--- LISTED RECORDS ---
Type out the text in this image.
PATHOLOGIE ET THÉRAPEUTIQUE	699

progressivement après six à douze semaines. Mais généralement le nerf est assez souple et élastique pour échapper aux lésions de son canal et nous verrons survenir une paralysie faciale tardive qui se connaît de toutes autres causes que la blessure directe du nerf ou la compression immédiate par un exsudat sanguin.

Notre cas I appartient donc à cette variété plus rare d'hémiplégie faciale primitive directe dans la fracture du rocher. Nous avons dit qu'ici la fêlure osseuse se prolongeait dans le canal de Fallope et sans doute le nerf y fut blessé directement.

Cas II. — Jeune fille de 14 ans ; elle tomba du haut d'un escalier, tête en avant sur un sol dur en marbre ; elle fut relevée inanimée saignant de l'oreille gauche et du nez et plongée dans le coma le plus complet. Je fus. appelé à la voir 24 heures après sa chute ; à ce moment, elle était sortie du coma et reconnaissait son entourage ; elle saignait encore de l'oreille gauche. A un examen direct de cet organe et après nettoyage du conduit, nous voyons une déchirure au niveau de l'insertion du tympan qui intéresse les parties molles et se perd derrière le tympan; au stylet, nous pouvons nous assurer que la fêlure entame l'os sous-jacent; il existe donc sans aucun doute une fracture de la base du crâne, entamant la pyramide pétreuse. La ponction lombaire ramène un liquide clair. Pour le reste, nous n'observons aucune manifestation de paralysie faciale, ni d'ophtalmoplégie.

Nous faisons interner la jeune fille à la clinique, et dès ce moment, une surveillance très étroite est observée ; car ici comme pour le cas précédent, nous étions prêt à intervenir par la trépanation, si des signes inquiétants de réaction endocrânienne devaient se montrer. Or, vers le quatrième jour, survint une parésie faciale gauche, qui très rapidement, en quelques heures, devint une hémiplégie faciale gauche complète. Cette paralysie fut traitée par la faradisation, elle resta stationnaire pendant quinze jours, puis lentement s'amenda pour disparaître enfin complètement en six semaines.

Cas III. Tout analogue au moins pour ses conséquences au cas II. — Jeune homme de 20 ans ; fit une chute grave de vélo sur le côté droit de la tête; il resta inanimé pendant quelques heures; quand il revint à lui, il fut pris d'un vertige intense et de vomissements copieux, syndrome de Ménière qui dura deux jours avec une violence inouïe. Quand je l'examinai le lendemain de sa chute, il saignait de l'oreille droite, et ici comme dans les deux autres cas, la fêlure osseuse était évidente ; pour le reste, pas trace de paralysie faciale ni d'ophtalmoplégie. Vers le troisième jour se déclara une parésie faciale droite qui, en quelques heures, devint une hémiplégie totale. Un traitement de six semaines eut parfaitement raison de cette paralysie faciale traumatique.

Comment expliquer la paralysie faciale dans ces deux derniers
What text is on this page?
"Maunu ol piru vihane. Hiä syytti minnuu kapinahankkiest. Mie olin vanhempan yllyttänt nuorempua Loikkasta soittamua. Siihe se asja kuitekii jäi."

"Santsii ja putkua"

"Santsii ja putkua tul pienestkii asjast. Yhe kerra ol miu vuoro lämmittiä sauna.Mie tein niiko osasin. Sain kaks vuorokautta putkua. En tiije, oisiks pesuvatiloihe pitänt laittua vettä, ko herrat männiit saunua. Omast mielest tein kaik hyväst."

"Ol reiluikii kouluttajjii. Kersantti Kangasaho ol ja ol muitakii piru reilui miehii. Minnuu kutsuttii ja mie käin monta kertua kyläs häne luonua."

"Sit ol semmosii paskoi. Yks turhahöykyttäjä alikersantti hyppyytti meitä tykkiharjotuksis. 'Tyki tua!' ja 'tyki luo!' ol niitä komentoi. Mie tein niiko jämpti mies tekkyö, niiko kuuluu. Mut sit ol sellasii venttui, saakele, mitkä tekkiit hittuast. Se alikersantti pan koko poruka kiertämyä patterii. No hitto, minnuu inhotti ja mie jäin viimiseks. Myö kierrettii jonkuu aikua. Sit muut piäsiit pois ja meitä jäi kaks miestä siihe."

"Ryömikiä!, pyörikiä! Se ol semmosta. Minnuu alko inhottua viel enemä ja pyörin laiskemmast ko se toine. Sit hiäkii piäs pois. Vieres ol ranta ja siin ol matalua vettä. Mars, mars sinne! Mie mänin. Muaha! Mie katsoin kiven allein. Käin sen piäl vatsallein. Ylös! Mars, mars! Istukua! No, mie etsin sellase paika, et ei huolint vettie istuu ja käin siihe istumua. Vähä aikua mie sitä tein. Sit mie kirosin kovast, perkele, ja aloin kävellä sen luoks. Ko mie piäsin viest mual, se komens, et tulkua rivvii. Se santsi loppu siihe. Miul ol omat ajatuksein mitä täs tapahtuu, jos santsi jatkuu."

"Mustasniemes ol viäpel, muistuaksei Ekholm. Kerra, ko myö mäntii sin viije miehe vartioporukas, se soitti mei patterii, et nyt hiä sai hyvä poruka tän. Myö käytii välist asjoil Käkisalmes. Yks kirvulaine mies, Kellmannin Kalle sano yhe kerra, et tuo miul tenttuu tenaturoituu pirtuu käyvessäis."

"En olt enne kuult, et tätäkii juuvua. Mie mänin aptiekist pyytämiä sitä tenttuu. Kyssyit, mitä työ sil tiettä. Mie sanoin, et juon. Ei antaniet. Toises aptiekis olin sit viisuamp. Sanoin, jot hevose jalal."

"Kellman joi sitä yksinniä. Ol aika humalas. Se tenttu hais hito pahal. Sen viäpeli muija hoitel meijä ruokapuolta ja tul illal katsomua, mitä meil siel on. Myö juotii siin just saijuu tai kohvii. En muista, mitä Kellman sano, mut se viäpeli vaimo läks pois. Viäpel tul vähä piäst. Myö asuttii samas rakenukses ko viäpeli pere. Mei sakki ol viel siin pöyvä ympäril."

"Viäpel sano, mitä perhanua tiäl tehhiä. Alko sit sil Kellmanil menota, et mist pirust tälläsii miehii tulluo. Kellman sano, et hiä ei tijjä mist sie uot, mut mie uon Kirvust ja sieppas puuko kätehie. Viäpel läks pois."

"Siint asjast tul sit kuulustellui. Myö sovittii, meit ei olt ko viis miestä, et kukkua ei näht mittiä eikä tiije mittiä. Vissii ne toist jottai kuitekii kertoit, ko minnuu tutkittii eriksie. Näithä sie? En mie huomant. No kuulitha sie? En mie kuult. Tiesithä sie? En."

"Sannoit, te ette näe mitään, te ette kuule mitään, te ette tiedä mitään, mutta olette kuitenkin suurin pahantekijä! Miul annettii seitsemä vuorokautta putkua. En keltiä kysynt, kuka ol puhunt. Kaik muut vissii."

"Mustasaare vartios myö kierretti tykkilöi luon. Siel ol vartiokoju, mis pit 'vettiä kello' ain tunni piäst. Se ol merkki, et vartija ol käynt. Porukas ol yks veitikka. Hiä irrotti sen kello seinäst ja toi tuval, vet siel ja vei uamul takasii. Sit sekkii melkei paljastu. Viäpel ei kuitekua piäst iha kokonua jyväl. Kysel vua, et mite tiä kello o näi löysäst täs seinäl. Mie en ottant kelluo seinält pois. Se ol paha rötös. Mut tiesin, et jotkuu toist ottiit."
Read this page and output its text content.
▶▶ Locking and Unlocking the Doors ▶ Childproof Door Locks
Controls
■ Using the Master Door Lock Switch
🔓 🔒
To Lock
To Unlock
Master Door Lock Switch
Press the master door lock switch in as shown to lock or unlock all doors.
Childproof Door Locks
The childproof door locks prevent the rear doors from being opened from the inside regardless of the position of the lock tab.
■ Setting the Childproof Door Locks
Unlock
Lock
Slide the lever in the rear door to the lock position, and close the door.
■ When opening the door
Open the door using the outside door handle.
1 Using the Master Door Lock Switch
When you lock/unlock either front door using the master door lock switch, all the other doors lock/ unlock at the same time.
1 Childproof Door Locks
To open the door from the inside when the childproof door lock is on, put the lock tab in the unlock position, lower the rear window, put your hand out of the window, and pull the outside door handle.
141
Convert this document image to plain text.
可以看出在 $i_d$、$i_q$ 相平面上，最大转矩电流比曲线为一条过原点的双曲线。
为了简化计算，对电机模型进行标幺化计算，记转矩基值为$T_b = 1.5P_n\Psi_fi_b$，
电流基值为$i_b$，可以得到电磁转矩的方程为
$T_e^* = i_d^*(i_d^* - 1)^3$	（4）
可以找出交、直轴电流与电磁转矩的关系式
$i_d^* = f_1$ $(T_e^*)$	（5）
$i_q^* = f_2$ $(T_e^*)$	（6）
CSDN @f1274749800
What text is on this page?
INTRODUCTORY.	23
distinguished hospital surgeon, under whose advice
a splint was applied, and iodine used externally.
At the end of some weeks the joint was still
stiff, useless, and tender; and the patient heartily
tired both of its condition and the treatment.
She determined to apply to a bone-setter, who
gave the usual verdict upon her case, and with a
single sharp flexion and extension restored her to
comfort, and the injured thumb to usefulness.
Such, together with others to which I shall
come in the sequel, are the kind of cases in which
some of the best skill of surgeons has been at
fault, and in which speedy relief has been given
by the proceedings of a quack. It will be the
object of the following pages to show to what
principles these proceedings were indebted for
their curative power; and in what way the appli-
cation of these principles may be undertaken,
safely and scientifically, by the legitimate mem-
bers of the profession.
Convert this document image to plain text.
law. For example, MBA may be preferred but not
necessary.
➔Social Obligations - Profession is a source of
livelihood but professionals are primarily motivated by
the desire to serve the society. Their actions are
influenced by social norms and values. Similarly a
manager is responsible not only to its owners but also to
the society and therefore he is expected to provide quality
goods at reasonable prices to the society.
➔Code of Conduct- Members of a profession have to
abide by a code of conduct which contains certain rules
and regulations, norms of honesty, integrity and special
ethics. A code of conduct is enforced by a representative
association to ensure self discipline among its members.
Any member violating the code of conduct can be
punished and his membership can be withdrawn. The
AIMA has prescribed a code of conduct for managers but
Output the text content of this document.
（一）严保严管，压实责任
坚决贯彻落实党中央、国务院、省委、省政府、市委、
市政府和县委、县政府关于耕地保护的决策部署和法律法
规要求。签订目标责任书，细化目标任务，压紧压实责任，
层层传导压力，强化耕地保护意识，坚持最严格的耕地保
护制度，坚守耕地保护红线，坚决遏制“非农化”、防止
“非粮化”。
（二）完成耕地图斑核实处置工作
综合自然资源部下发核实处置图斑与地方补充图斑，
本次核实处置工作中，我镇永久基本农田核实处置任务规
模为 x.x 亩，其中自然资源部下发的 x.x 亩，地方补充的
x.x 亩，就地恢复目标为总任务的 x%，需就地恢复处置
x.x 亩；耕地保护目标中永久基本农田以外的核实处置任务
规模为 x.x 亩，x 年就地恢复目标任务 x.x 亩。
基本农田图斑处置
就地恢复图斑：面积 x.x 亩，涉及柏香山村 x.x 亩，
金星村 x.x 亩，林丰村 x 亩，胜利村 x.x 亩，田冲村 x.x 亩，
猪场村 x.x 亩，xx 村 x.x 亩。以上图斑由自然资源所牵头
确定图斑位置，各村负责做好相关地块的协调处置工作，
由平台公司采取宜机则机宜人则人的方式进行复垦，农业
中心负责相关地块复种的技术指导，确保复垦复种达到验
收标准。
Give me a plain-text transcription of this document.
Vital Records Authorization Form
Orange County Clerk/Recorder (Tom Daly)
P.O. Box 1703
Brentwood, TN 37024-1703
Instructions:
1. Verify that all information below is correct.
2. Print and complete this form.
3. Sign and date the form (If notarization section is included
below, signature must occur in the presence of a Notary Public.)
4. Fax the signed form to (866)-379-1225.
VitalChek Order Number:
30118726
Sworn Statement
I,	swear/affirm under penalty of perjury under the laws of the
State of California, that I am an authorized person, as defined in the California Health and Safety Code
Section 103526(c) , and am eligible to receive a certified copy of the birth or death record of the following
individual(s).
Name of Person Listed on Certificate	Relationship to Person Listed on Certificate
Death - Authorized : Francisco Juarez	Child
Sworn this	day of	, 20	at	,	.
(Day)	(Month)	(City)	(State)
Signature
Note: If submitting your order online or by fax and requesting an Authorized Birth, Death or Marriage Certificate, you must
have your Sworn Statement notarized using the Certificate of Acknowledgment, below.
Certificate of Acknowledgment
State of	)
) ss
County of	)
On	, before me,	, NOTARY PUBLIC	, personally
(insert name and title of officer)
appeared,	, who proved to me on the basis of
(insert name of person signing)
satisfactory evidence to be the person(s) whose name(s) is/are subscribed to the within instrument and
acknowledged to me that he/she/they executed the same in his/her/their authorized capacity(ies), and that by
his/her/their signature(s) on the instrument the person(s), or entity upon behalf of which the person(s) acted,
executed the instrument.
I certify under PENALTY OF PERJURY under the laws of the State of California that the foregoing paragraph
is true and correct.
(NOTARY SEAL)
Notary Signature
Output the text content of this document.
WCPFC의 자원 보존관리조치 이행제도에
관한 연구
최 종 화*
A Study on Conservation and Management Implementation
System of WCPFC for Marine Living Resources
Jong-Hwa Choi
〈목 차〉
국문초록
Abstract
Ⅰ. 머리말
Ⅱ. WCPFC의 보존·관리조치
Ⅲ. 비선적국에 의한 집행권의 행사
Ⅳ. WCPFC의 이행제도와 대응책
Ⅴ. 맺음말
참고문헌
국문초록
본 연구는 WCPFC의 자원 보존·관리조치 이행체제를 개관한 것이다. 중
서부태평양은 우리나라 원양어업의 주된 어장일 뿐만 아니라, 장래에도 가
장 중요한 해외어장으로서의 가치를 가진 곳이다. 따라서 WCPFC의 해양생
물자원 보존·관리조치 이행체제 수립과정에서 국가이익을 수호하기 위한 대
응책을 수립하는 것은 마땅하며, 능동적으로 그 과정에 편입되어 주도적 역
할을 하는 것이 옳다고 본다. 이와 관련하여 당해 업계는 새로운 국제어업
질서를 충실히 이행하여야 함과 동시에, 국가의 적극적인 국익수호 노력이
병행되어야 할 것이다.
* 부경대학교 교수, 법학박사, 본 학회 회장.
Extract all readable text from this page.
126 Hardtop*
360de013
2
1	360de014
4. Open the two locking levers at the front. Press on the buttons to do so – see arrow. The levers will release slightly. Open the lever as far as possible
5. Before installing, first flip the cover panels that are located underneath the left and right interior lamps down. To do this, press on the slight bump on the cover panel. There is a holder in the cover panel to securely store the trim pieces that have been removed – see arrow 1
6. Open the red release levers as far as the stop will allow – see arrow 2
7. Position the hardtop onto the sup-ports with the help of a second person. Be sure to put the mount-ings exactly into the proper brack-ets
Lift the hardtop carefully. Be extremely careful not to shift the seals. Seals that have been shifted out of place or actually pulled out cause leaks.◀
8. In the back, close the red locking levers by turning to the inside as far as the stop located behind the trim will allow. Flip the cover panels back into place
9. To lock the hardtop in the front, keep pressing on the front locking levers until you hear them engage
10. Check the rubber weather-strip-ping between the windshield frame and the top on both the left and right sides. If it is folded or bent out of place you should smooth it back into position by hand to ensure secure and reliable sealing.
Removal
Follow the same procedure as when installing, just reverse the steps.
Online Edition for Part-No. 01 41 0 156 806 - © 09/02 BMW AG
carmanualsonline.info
---
Copy every line of the listing that includes the string "correct".

ANSWER BELOW:
1. Verify that all information below is correct.
is true and correct.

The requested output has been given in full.